**PROBLEM DETAILS**
Reproduce the listing exactly, starting from its first line and ending after the line containing "svg-text:ϑ: ϑ bbox=[442, 461, 465, 503]". Omit the pictures from your copy.

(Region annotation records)
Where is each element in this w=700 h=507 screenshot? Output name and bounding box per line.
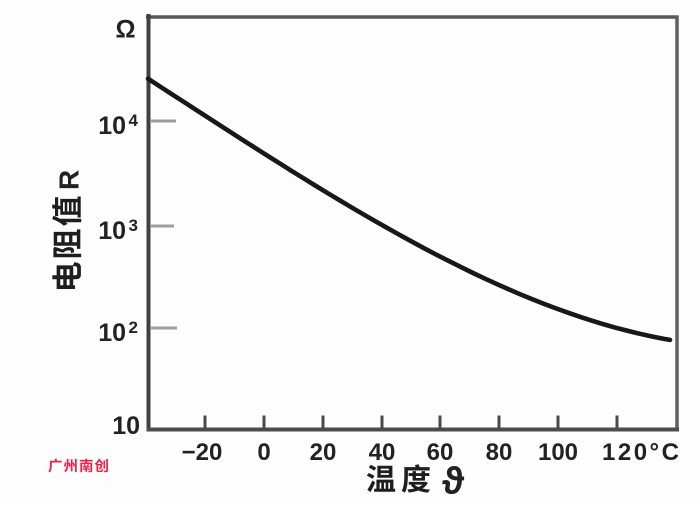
svg-text:40: 40 bbox=[369, 439, 396, 466]
svg-text:R: R bbox=[54, 170, 85, 190]
svg-text:10: 10 bbox=[98, 112, 126, 140]
svg-text:−20: −20 bbox=[182, 439, 223, 466]
svg-text:80: 80 bbox=[486, 439, 513, 466]
svg-text:Ω: Ω bbox=[115, 16, 135, 44]
svg-text:60: 60 bbox=[427, 439, 454, 466]
svg-text:ϑ: ϑ bbox=[442, 461, 465, 503]
svg-text:10: 10 bbox=[98, 319, 126, 347]
svg-text:3: 3 bbox=[129, 216, 138, 235]
svg-text:120°C: 120°C bbox=[602, 439, 681, 466]
svg-text:100: 100 bbox=[538, 439, 578, 466]
svg-text:20: 20 bbox=[310, 439, 337, 466]
svg-text:0: 0 bbox=[257, 439, 270, 466]
svg-text:10: 10 bbox=[112, 412, 140, 440]
svg-text:10: 10 bbox=[98, 217, 126, 245]
svg-text:2: 2 bbox=[129, 318, 138, 337]
svg-text:4: 4 bbox=[129, 111, 139, 130]
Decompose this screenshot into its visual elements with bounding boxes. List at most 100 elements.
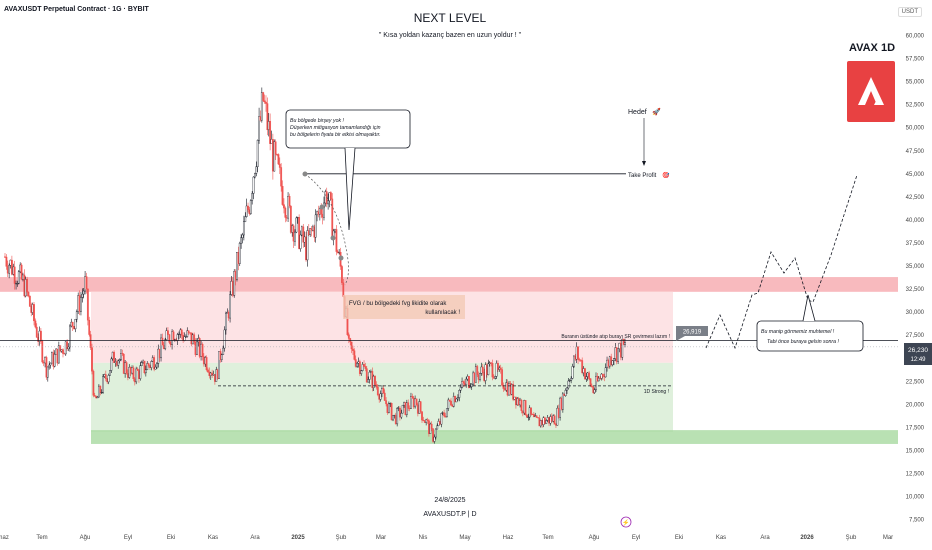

**RESPONSE**
Where is each element in this w=700 h=507 screenshot? Output name and bounding box per line.
svg-text:40: 40 bbox=[369, 439, 396, 466]
svg-text:R: R bbox=[54, 170, 85, 190]
svg-text:10: 10 bbox=[98, 112, 126, 140]
svg-text:−20: −20 bbox=[182, 439, 223, 466]
svg-text:80: 80 bbox=[486, 439, 513, 466]
svg-text:Ω: Ω bbox=[115, 16, 135, 44]
svg-text:60: 60 bbox=[427, 439, 454, 466]
svg-text:ϑ: ϑ bbox=[442, 461, 465, 503]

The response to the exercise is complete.